#### [TASK OBJECTIVE]
Please output every line of the material as it stands, without the pictures.
□ □ □ □ □
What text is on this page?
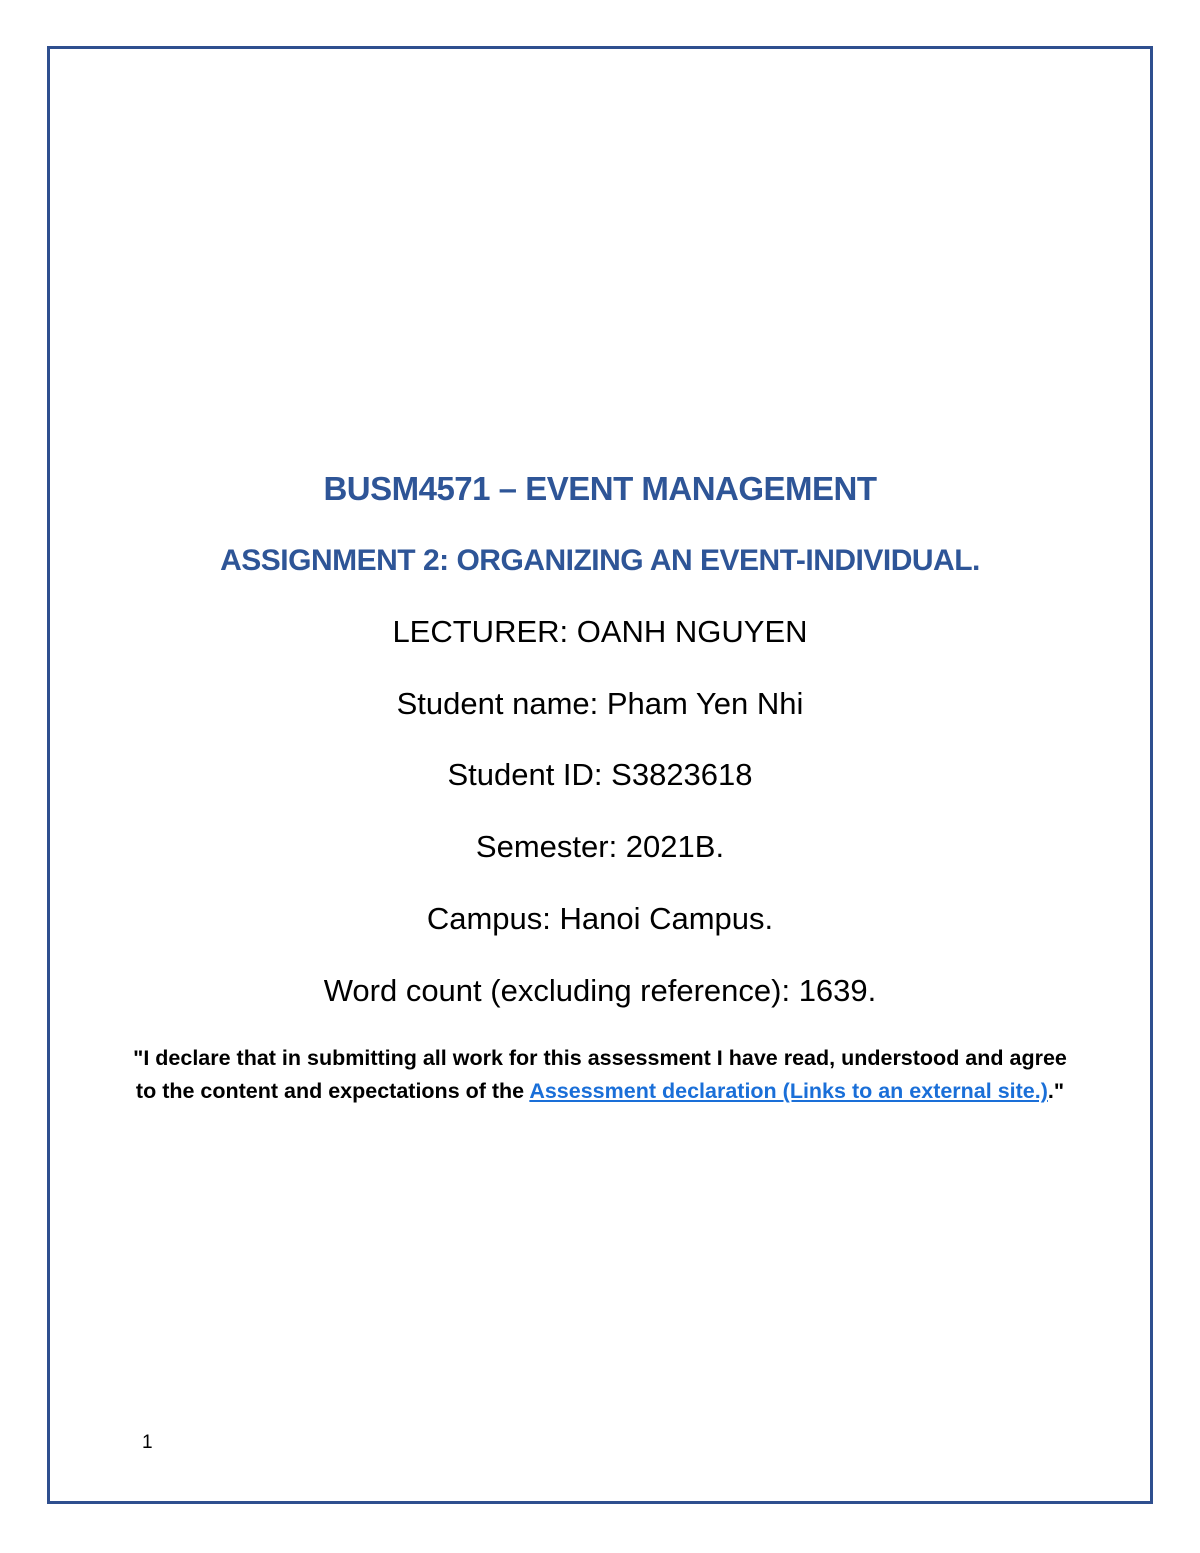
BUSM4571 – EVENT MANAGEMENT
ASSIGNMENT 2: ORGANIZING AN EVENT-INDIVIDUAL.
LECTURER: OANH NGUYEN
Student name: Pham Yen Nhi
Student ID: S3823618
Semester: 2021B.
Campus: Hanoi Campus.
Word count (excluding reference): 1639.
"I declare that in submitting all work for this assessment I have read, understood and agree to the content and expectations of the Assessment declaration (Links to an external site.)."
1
□ □ □ □ □
#### [WORKED SOLUTION]
What text is on this page?
BUSM4571 – EVENT MANAGEMENT
ASSIGNMENT 2: ORGANIZING AN EVENT-INDIVIDUAL.
LECTURER: OANH NGUYEN
Student name: Pham Yen Nhi
Student ID: S3823618
Semester: 2021B.
Campus: Hanoi Campus.
Word count (excluding reference): 1639.
"I declare that in submitting all work for this assessment I have read, understood and agree to the content and expectations of the Assessment declaration (Links to an external site.)."
1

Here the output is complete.